— Job —
Please copy everything from the start of the records down to the line containing "row-price: ۱۹۵,۸۰۰ (174, 304, 272, 328)", swapping "table-row" for "data-row" and leaving all else unchanged.

-- start Records provided --

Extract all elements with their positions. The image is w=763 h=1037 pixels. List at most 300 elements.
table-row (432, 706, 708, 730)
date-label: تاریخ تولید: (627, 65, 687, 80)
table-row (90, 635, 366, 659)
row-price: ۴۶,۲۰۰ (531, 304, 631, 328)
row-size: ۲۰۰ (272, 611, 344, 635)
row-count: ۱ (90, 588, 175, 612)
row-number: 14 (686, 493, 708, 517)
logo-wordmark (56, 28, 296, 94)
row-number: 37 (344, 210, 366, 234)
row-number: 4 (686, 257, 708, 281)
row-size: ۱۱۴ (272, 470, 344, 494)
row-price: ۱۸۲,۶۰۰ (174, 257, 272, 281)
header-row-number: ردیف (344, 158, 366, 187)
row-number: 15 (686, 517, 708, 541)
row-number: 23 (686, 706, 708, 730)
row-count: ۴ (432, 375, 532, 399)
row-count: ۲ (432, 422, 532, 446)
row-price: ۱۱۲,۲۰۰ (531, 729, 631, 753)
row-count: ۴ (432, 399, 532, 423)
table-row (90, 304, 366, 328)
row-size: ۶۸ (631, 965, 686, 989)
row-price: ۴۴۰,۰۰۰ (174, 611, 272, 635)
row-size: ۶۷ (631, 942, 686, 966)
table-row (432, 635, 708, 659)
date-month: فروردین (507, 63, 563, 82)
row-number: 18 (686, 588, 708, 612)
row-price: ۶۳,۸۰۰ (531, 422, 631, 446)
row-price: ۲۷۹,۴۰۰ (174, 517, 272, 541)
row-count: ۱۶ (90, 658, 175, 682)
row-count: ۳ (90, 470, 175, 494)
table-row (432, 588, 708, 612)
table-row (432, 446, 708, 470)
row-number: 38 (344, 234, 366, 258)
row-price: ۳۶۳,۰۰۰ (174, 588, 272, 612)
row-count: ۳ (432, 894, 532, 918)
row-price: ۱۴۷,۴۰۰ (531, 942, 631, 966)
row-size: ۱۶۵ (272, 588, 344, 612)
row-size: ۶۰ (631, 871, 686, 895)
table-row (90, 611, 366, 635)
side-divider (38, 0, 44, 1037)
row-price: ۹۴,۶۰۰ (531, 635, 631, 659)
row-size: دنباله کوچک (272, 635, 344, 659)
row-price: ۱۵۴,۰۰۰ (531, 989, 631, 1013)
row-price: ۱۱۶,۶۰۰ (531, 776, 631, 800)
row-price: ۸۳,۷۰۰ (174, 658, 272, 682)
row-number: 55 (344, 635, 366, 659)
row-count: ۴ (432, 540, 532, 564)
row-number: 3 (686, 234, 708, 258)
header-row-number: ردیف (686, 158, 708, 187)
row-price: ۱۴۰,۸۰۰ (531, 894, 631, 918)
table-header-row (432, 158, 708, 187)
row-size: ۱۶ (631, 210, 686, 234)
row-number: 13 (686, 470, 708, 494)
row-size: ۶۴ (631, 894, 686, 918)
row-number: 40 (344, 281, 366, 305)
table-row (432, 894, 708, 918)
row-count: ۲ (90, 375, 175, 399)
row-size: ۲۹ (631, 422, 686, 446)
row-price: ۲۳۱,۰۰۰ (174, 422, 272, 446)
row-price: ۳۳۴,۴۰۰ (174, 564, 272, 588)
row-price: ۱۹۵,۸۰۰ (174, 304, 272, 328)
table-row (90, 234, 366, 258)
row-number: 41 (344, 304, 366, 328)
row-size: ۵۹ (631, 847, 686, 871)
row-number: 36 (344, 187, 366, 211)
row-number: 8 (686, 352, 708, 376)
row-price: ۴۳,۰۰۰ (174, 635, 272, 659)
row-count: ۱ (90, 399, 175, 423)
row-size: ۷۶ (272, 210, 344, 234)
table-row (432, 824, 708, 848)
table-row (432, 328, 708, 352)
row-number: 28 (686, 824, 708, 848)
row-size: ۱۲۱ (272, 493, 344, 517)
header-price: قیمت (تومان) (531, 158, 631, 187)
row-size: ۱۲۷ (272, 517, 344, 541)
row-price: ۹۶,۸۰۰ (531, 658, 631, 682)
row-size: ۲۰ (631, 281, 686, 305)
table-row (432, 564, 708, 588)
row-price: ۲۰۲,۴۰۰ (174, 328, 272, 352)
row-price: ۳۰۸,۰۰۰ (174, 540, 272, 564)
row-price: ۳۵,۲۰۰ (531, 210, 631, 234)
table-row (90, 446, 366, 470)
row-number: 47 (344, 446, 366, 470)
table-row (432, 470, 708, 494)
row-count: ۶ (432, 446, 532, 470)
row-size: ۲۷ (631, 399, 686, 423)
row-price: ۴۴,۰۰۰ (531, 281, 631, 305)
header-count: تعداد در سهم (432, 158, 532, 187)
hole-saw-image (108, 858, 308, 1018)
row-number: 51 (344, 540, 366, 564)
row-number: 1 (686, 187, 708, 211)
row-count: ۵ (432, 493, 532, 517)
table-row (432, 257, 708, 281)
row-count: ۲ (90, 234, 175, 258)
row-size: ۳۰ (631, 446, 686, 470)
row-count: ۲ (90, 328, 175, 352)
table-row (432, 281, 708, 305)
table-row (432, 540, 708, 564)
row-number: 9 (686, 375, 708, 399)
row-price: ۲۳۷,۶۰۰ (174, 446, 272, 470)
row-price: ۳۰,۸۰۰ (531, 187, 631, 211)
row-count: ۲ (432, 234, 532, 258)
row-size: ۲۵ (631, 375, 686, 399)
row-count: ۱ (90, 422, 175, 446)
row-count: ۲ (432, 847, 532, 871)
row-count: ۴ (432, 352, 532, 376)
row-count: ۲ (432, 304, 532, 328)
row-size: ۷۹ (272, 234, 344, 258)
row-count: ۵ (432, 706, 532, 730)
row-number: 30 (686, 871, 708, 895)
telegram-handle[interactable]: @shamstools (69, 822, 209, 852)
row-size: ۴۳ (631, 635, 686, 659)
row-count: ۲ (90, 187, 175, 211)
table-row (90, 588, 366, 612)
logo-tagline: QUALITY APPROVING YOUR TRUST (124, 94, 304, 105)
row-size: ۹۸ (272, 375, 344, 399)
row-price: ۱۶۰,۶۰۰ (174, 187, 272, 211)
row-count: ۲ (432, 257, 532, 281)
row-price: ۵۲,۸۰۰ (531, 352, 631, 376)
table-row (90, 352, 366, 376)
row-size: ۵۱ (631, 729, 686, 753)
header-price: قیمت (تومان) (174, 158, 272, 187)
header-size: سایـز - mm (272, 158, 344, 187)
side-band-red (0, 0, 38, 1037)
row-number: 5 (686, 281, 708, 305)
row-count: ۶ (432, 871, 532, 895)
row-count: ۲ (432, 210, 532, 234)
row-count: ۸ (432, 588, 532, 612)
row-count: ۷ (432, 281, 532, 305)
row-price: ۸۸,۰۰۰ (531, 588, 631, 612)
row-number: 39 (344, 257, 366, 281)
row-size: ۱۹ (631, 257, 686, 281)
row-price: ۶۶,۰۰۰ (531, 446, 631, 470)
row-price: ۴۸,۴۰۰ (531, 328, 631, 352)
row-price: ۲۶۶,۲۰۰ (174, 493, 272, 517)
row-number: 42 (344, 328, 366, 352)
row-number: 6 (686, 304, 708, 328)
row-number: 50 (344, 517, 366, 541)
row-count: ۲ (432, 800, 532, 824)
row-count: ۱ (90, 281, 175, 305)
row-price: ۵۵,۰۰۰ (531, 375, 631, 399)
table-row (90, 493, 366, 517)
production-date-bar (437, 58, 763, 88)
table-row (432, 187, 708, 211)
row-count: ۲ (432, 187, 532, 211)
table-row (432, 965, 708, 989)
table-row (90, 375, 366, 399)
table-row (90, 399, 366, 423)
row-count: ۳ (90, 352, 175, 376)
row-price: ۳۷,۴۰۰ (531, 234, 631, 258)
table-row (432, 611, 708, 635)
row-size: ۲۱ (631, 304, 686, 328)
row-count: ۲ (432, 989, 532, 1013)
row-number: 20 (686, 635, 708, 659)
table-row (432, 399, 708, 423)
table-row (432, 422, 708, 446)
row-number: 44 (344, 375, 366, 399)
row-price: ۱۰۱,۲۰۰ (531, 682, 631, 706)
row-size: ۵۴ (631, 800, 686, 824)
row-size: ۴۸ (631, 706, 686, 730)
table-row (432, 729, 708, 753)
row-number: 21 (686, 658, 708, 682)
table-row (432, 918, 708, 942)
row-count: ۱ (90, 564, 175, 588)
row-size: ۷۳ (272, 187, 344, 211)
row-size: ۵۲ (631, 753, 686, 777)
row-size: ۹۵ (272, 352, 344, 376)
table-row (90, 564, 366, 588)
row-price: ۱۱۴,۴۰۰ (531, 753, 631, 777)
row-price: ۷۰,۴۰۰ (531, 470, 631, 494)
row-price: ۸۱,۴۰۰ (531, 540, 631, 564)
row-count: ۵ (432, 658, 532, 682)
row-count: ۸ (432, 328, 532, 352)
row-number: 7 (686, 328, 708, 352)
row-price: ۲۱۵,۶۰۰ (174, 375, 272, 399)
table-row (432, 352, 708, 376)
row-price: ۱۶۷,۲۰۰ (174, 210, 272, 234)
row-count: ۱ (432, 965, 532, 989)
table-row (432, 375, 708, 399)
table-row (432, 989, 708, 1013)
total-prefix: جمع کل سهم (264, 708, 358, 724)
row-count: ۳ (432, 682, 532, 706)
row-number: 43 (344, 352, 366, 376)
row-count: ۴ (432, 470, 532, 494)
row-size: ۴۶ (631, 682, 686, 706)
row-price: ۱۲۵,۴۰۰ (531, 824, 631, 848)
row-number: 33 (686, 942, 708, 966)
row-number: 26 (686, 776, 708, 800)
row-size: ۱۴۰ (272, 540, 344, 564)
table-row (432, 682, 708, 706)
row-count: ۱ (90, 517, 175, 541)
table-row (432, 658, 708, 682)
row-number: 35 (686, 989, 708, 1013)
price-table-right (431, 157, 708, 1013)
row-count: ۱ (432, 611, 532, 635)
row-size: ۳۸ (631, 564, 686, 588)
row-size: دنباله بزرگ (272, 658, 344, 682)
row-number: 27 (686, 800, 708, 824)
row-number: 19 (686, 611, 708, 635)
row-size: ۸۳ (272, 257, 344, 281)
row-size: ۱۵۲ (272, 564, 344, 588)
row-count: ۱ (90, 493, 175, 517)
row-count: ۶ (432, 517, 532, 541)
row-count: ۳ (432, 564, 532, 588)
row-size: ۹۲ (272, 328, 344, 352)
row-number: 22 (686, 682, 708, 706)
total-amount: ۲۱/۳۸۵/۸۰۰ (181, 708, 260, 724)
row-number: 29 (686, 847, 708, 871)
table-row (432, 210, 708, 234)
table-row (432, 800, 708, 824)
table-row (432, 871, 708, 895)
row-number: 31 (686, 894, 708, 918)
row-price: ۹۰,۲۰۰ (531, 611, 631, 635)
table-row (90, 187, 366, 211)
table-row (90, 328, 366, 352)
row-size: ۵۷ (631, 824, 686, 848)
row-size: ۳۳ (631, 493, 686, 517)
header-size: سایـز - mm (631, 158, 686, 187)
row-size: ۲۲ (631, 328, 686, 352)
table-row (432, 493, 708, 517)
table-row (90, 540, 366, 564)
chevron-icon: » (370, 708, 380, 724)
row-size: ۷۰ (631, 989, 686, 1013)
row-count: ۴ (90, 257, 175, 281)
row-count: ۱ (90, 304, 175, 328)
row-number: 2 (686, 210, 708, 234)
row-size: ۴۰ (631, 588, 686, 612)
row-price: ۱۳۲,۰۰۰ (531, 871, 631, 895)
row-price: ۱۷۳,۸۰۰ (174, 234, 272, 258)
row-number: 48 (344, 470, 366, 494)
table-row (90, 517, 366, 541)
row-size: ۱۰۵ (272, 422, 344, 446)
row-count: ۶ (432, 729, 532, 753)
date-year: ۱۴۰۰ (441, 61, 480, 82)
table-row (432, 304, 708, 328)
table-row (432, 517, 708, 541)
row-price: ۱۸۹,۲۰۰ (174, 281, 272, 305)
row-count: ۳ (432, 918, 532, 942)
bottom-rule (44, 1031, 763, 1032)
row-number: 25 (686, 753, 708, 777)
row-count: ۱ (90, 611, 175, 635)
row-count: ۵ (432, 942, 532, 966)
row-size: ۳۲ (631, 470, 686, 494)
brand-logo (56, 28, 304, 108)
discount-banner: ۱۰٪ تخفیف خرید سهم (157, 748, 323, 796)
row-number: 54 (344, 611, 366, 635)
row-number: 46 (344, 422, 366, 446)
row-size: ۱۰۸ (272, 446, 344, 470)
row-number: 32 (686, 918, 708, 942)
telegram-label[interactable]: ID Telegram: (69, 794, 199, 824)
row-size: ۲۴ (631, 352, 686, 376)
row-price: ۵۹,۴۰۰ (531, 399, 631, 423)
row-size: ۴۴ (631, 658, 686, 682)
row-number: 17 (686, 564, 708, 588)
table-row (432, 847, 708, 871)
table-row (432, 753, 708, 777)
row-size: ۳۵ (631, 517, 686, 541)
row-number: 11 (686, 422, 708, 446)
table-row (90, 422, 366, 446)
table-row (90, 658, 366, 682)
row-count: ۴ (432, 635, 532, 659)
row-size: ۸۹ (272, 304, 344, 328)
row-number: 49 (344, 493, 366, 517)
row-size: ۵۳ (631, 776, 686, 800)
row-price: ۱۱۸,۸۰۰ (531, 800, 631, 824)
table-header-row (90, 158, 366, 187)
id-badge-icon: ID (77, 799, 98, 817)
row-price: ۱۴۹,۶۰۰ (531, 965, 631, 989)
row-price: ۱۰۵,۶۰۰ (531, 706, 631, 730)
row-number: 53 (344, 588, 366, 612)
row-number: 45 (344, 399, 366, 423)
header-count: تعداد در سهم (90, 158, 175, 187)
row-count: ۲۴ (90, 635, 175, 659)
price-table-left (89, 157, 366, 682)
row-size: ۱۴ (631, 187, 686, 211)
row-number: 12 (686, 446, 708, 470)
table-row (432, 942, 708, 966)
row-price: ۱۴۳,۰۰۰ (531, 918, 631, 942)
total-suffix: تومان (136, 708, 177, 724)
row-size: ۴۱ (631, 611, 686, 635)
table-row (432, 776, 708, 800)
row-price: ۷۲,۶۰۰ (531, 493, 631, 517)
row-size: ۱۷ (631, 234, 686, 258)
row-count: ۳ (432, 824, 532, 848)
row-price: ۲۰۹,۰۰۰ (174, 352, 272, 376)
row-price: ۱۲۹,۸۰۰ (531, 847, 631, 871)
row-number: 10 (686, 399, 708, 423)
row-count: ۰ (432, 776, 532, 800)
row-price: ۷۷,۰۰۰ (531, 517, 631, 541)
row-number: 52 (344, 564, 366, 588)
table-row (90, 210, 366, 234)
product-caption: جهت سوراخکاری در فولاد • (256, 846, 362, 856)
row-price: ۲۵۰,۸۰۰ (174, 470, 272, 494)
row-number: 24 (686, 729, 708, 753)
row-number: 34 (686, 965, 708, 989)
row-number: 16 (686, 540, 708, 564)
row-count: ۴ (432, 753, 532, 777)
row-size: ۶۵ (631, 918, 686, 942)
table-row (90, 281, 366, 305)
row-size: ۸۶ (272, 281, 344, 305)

-- end Records provided --

— Finished answer —
Extract all elements with their positions. The image is w=763 h=1037 pixels. List at most 300 elements.
data-row (432, 706, 708, 730)
date-label: تاریخ تولید: (627, 65, 687, 80)
data-row (90, 635, 366, 659)
row-price: ۴۶,۲۰۰ (531, 304, 631, 328)
row-size: ۲۰۰ (272, 611, 344, 635)
row-count: ۱ (90, 588, 175, 612)
row-number: 14 (686, 493, 708, 517)
logo-wordmark (56, 28, 296, 94)
row-number: 37 (344, 210, 366, 234)
row-number: 4 (686, 257, 708, 281)
row-size: ۱۱۴ (272, 470, 344, 494)
row-price: ۱۸۲,۶۰۰ (174, 257, 272, 281)
header-row-number: ردیف (344, 158, 366, 187)
row-number: 15 (686, 517, 708, 541)
row-number: 23 (686, 706, 708, 730)
row-count: ۴ (432, 375, 532, 399)
row-count: ۲ (432, 422, 532, 446)
row-price: ۱۱۲,۲۰۰ (531, 729, 631, 753)
row-count: ۴ (432, 399, 532, 423)
data-row (90, 304, 366, 328)
row-size: ۶۸ (631, 965, 686, 989)
row-price: ۴۴۰,۰۰۰ (174, 611, 272, 635)
row-size: ۶۷ (631, 942, 686, 966)
data-row (432, 635, 708, 659)
date-month: فروردین (507, 63, 563, 82)
row-number: 18 (686, 588, 708, 612)
row-price: ۶۳,۸۰۰ (531, 422, 631, 446)
row-price: ۲۷۹,۴۰۰ (174, 517, 272, 541)
row-count: ۱۶ (90, 658, 175, 682)
row-count: ۳ (90, 470, 175, 494)
data-row (432, 588, 708, 612)
data-row (432, 446, 708, 470)
row-number: 38 (344, 234, 366, 258)
row-price: ۳۶۳,۰۰۰ (174, 588, 272, 612)
row-count: ۳ (432, 894, 532, 918)
row-price: ۱۴۷,۴۰۰ (531, 942, 631, 966)
row-size: ۱۶۵ (272, 588, 344, 612)
row-size: ۶۰ (631, 871, 686, 895)
data-row (90, 611, 366, 635)
side-divider (38, 0, 44, 1037)
row-price: ۹۴,۶۰۰ (531, 635, 631, 659)
row-size: دنباله کوچک (272, 635, 344, 659)
row-price: ۱۵۴,۰۰۰ (531, 989, 631, 1013)
row-price: ۱۱۶,۶۰۰ (531, 776, 631, 800)
row-price: ۸۳,۷۰۰ (174, 658, 272, 682)
row-number: 55 (344, 635, 366, 659)
row-count: ۴ (432, 540, 532, 564)
row-number: 3 (686, 234, 708, 258)
header-row-number: ردیف (686, 158, 708, 187)
row-price: ۱۴۰,۸۰۰ (531, 894, 631, 918)
table-header-row (432, 158, 708, 187)
row-size: ۱۶ (631, 210, 686, 234)
row-number: 13 (686, 470, 708, 494)
row-size: ۶۴ (631, 894, 686, 918)
row-number: 40 (344, 281, 366, 305)
data-row (432, 894, 708, 918)
row-count: ۲ (90, 375, 175, 399)
row-size: ۲۹ (631, 422, 686, 446)
row-price: ۲۳۱,۰۰۰ (174, 422, 272, 446)
row-price: ۳۳۴,۴۰۰ (174, 564, 272, 588)
row-price: ۱۹۵,۸۰۰ (174, 304, 272, 328)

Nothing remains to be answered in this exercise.